** begin Page extract **

Expand description

Explanations

It’s often useful to know exactly why two terms are equivalent in the egraph. For example, if you are trying to debug incorrect rules, it would be useful to have a trace of rewrites showing how an example given bad equivalence was found. egg uses an algorithm adapted from Proof-Producing Congruence Closure in order to generate such Explanations between two given terms.

Consider this program, which prints a FlatExplanation showing how (/ (* (/ 2 3) (/ 3 2)) 1) can be simplified to 1:

use egg::{*, rewrite as rw};
let rules: &[Rewrite<SymbolLang, ()>] = &[
    rw!("div-one"; "?x" => "(/ ?x 1)"),
    rw!("unsafe-invert-division"; "(/ ?a ?b)" => "(/ 1 (/ ?b ?a))"),
    rw!("simplify-frac"; "(/ ?a (/ ?b ?c))" => "(/ (* ?a ?c) (* (/ ?b ?c) ?c))"),
    rw!("cancel-denominator"; "(* (/ ?a ?b) ?b)" => "?a"),
    rw!("times-zero"; "(* ?a 0)" => "0"),
];

let start = "(/ (* (/ 2 3) (/ 3 2)) 1)".parse().unwrap();
let end = "1".parse().unwrap();
let mut runner = Runner::default().with_explanations_enabled().with_expr(&start).run(rules);

println!("{}", runner.explain_equivalence(&start, &end).get_flat_string());

The output of the program is a series of s-expressions annotated with the rewrite being performed:

(/ (* (/ 2 3) (/ 3 2)) 1)

** end Page extract **

Brief a
In the page extract on explanations, rewrite the stretch from "Expand description" through "two given terms.", renaming "egraph" to "e-graph".
The listing that comes next is unrelated to the page extract on explanations.

** begin Entries supplied **

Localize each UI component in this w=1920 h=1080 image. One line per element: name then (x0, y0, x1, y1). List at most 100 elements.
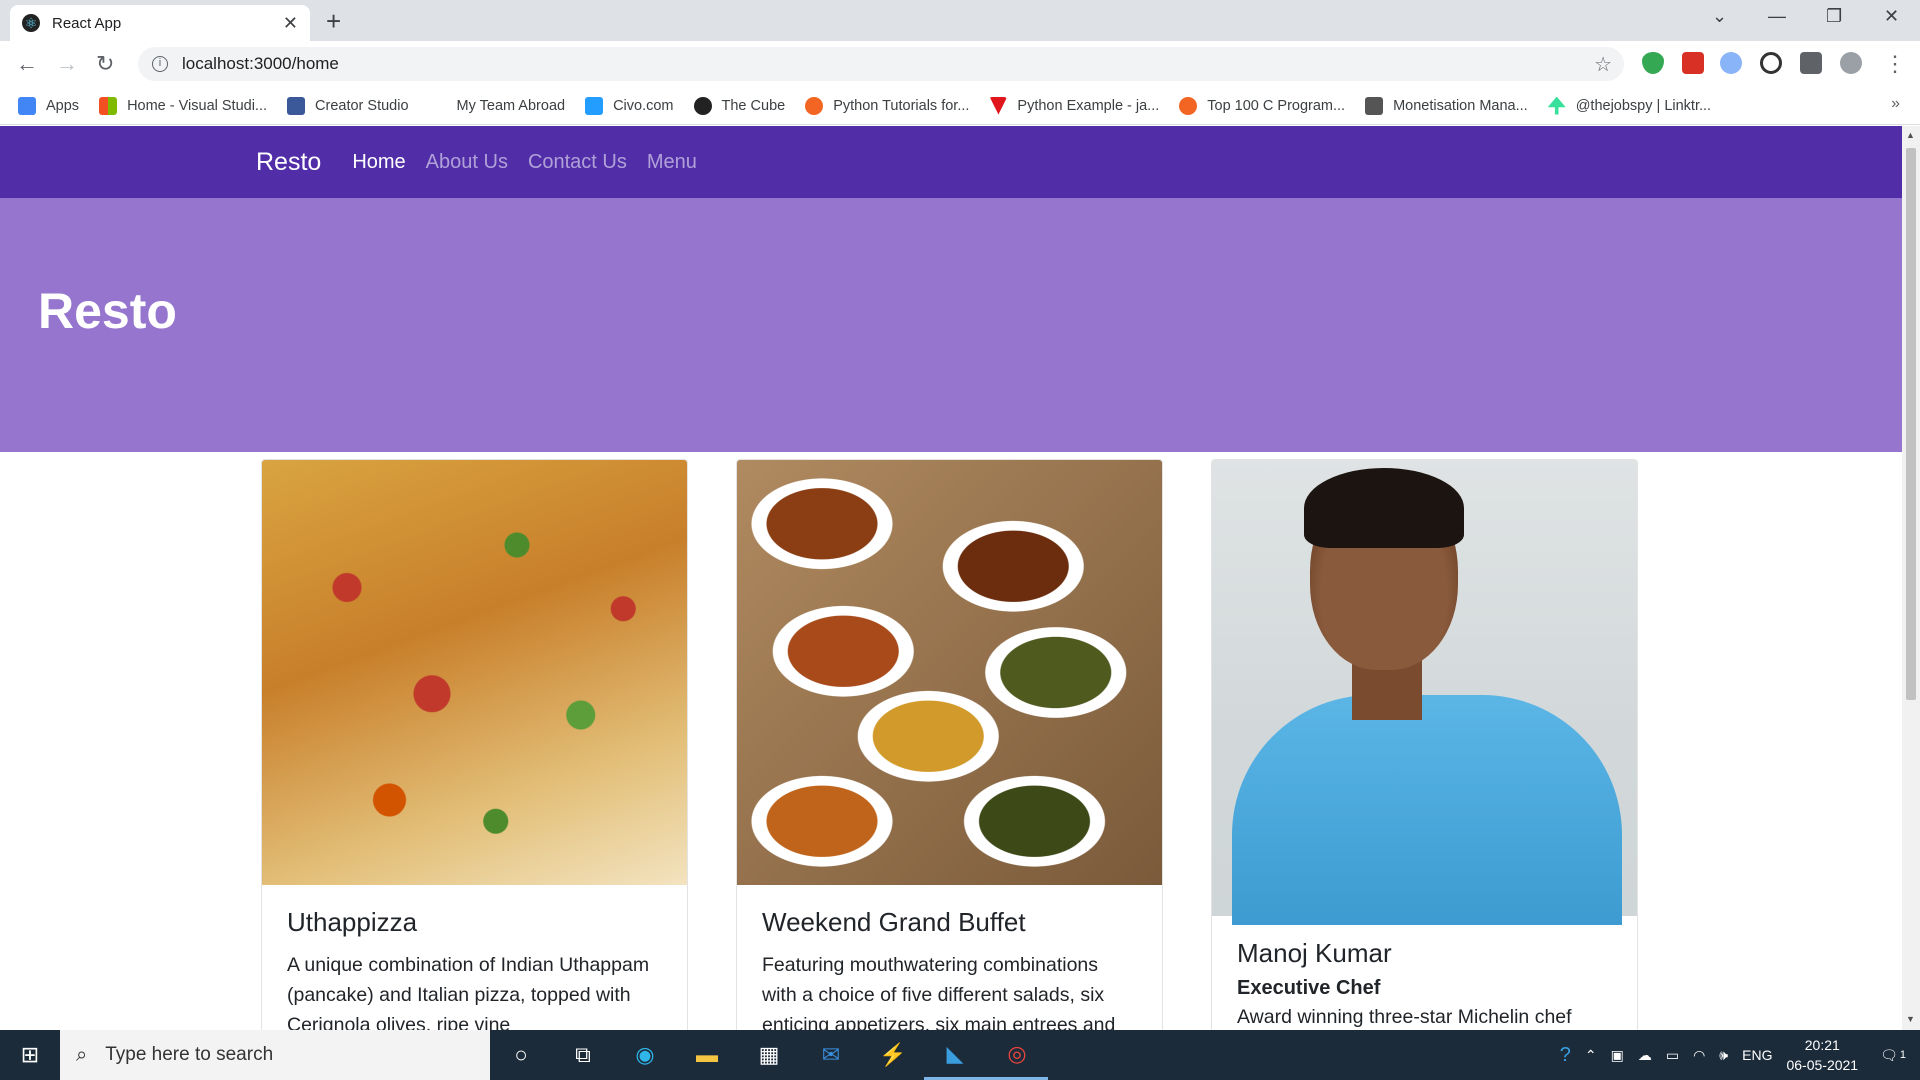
leader-card[interactable]: Manoj Kumar Executive Chef Award winning… (1211, 459, 1638, 1030)
promotion-card[interactable]: Weekend Grand Buffet Featuring mouthwate… (736, 459, 1163, 1030)
bookmark-item[interactable]: Python Tutorials for... (805, 96, 969, 115)
hero-jumbotron: Resto (0, 198, 1902, 452)
card-body: Manoj Kumar Executive Chef Award winning… (1212, 916, 1637, 1030)
nav-link-contact[interactable]: Contact Us (528, 151, 627, 174)
close-tab-icon[interactable]: ✕ (283, 13, 298, 34)
site-navbar: Resto Home About Us Contact Us Menu (0, 126, 1902, 198)
nav-link-about[interactable]: About Us (426, 151, 508, 174)
blank-page-icon (428, 96, 447, 115)
url-text[interactable]: localhost:3000/home (182, 54, 339, 74)
chrome-icon[interactable]: ◎ (986, 1030, 1048, 1080)
notification-center-icon[interactable]: 🗨 (1880, 1047, 1898, 1064)
show-hidden-icons-chevron-icon[interactable]: ⌃ (1585, 1047, 1597, 1064)
clock-date: 06-05-2021 (1786, 1057, 1859, 1073)
python-example-icon (989, 96, 1008, 115)
nav-link-home[interactable]: Home (352, 151, 405, 174)
chef-shirt (1232, 695, 1622, 925)
tab-strip: ⚛ React App ✕ + ⌄ — ❐ ✕ (0, 0, 1920, 41)
linktree-icon (1547, 96, 1566, 115)
chef-photo (1212, 460, 1637, 925)
bookmark-item[interactable]: Monetisation Mana... (1365, 96, 1528, 115)
onedrive-cloud-icon[interactable]: ☁ (1638, 1047, 1652, 1064)
python-tutorials-icon (805, 96, 824, 115)
battery-icon[interactable]: ▭ (1666, 1047, 1679, 1064)
restore-button[interactable]: ❐ (1826, 6, 1842, 27)
menu-kebab-icon[interactable]: ⋮ (1884, 51, 1906, 77)
cortana-icon[interactable]: ○ (490, 1030, 552, 1080)
system-tray: ? ⌃ ▣ ☁ ▭ ◠ 🕪 ENG 20:21 06-05-2021 🗨 1 (1560, 1030, 1920, 1080)
profile-avatar[interactable] (1840, 52, 1862, 74)
c-program-icon (1179, 96, 1198, 115)
bookmark-item[interactable]: My Team Abroad (428, 96, 565, 115)
clock-time: 20:21 (1804, 1037, 1840, 1053)
bookmark-star-icon[interactable]: ☆ (1594, 52, 1612, 77)
task-view-icon[interactable]: ⧉ (552, 1030, 614, 1080)
hero-title: Resto (38, 283, 177, 339)
wifi-icon[interactable]: ◠ (1693, 1047, 1705, 1064)
bookmark-item[interactable]: Apps (18, 96, 79, 115)
nav-link-menu[interactable]: Menu (647, 151, 697, 174)
card-title: Manoj Kumar (1237, 938, 1392, 968)
card-title: Uthappizza (287, 907, 418, 937)
site-info-icon[interactable]: i (152, 56, 168, 72)
device-icon[interactable]: ▣ (1611, 1047, 1624, 1064)
civo-icon (585, 96, 604, 115)
edge-icon[interactable]: ◉ (614, 1030, 676, 1080)
store-icon[interactable]: ▦ (738, 1030, 800, 1080)
browser-tab[interactable]: ⚛ React App ✕ (10, 5, 310, 41)
extension-icon[interactable] (1760, 52, 1782, 74)
back-icon[interactable]: ← (16, 51, 38, 77)
windows-start-icon[interactable]: ⊞ (0, 1030, 60, 1080)
scroll-down-arrow-icon[interactable]: ▼ (1906, 1014, 1915, 1024)
bookmarks-bar: Apps Home - Visual Studi... Creator Stud… (0, 87, 1920, 125)
chef-hair (1304, 468, 1464, 548)
taskbar-clock[interactable]: 20:21 06-05-2021 (1786, 1035, 1858, 1075)
bookmark-item[interactable]: Home - Visual Studi... (99, 96, 267, 115)
extension-icon[interactable] (1720, 52, 1742, 74)
bookmark-item[interactable]: @thejobspy | Linktr... (1547, 96, 1711, 115)
volume-icon[interactable]: 🕪 (1719, 1047, 1728, 1064)
creator-studio-icon (287, 96, 306, 115)
puzzle-extensions-icon[interactable] (1800, 52, 1822, 74)
help-icon[interactable]: ? (1560, 1044, 1571, 1067)
scroll-up-arrow-icon[interactable]: ▲ (1906, 130, 1915, 140)
card-text: A unique combination of Indian Uthappam … (287, 954, 650, 1030)
close-window-button[interactable]: ✕ (1884, 6, 1899, 27)
scrollbar-thumb[interactable] (1906, 148, 1916, 700)
taskbar-search-box[interactable]: ⌕ Type here to search (60, 1030, 490, 1080)
pizza-image (262, 460, 687, 885)
bookmark-item[interactable]: Top 100 C Program... (1179, 96, 1345, 115)
page-scrollbar[interactable]: ▲ ▼ (1902, 126, 1920, 1030)
buffet-image (737, 460, 1162, 885)
tab-search-icon[interactable]: ⌄ (1712, 6, 1727, 27)
minimize-button[interactable]: — (1768, 6, 1786, 27)
navbar-brand[interactable]: Resto (256, 148, 321, 177)
bookmark-item[interactable]: The Cube (693, 96, 785, 115)
new-tab-button[interactable]: + (326, 6, 341, 37)
page-viewport: Resto Home About Us Contact Us Menu Rest… (0, 126, 1902, 1030)
more-bookmarks-icon[interactable]: » (1891, 95, 1900, 113)
card-body: Uthappizza A unique combination of India… (262, 885, 687, 1030)
bookmark-item[interactable]: Python Example - ja... (989, 96, 1159, 115)
apps-grid-icon (18, 96, 36, 115)
dish-card[interactable]: Uthappizza A unique combination of India… (261, 459, 688, 1030)
extension-icon[interactable] (1682, 52, 1704, 74)
address-bar[interactable]: i localhost:3000/home ☆ (138, 47, 1624, 81)
search-icon: ⌕ (76, 1043, 88, 1066)
forward-icon[interactable]: → (56, 51, 78, 77)
vscode-icon[interactable]: ◣ (924, 1030, 986, 1080)
taskbar-search-placeholder: Type here to search (105, 1044, 274, 1065)
bookmark-item[interactable]: Civo.com (585, 96, 674, 115)
reload-icon[interactable]: ↻ (96, 51, 114, 77)
monetisation-icon (1365, 96, 1384, 115)
mail-icon[interactable]: ✉ (800, 1030, 862, 1080)
app-icon[interactable]: ⚡ (862, 1030, 924, 1080)
file-explorer-icon[interactable]: ▬ (676, 1030, 738, 1080)
windows-taskbar: ⊞ ⌕ Type here to search ○ ⧉ ◉ ▬ ▦ ✉ ⚡ ◣ … (0, 1030, 1920, 1080)
shield-extension-icon[interactable] (1642, 52, 1664, 74)
language-indicator[interactable]: ENG (1742, 1047, 1772, 1063)
card-subtitle: Executive Chef (1237, 977, 1381, 999)
bookmark-item[interactable]: Creator Studio (287, 96, 409, 115)
card-body: Weekend Grand Buffet Featuring mouthwate… (737, 885, 1162, 1030)
card-text: Award winning three-star Michelin chef (1237, 1006, 1572, 1028)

** end Entries supplied **

Brief b
Set out the listing lines as a numbered list, covering the stretch from the line containing "leader-card[interactable]: Manoj Kumar" through the line containing "card-title: Manoj Kumar" and skipping blank lines.

Final answer a
Expand description

Explanations

It’s often useful to know exactly why two terms are equivalent in the e-graph. For example, if you are trying to debug incorrect rules, it would be useful to have a trace of rewrites showing how an example given bad equivalence was found. egg uses an algorithm adapted from Proof-Producing Congruence Closure in order to generate such Explanations between two given terms.

Final answer b
1. leader-card[interactable]: Manoj Kumar Executive Chef Award winning… (1211, 459, 1638, 1030)
2. promotion-card[interactable]: Weekend Grand Buffet Featuring mouthwate… (736, 459, 1163, 1030)
3. bookmark-item[interactable]: Python Tutorials for... (805, 96, 969, 115)
4. hero-jumbotron: Resto (0, 198, 1902, 452)
5. card-body: Manoj Kumar Executive Chef Award winning… (1212, 916, 1637, 1030)
6. nav-link-contact[interactable]: Contact Us (528, 151, 627, 174)
7. close-tab-icon[interactable]: ✕ (283, 13, 298, 34)
8. site-navbar: Resto Home About Us Contact Us Menu (0, 126, 1902, 198)
9. nav-link-about[interactable]: About Us (426, 151, 508, 174)
10. blank-page-icon (428, 96, 447, 115)
11. url-text[interactable]: localhost:3000/home (182, 54, 339, 74)
12. chrome-icon[interactable]: ◎ (986, 1030, 1048, 1080)
13. notification-center-icon[interactable]: 🗨 (1880, 1047, 1898, 1064)
14. show-hidden-icons-chevron-icon[interactable]: ⌃ (1585, 1047, 1597, 1064)
15. clock-date: 06-05-2021 (1786, 1057, 1859, 1073)
16. python-example-icon (989, 96, 1008, 115)
17. nav-link-home[interactable]: Home (352, 151, 405, 174)
18. chef-shirt (1232, 695, 1622, 925)
19. tab-strip: ⚛ React App ✕ + ⌄ — ❐ ✕ (0, 0, 1920, 41)
20. linktree-icon (1547, 96, 1566, 115)
21. chef-photo (1212, 460, 1637, 925)
22. bookmark-item[interactable]: Monetisation Mana... (1365, 96, 1528, 115)
23. onedrive-cloud-icon[interactable]: ☁ (1638, 1047, 1652, 1064)
24. python-tutorials-icon (805, 96, 824, 115)
25. battery-icon[interactable]: ▭ (1666, 1047, 1679, 1064)
26. restore-button[interactable]: ❐ (1826, 6, 1842, 27)
27. menu-kebab-icon[interactable]: ⋮ (1884, 51, 1906, 77)
28. cortana-icon[interactable]: ○ (490, 1030, 552, 1080)
29. system-tray: ? ⌃ ▣ ☁ ▭ ◠ 🕪 ENG 20:21 06-05-2021 🗨 1 (1560, 1030, 1920, 1080)
30. profile-avatar[interactable] (1840, 52, 1862, 74)
31. c-program-icon (1179, 96, 1198, 115)
32. bookmark-item[interactable]: My Team Abroad (428, 96, 565, 115)
33. clock-time: 20:21 (1804, 1037, 1840, 1053)
34. bookmark-star-icon[interactable]: ☆ (1594, 52, 1612, 77)
35. task-view-icon[interactable]: ⧉ (552, 1030, 614, 1080)
36. hero-title: Resto (38, 283, 177, 339)
37. wifi-icon[interactable]: ◠ (1693, 1047, 1705, 1064)
38. bookmark-item[interactable]: Apps (18, 96, 79, 115)
39. nav-link-menu[interactable]: Menu (647, 151, 697, 174)
40. card-title: Manoj Kumar (1237, 938, 1392, 968)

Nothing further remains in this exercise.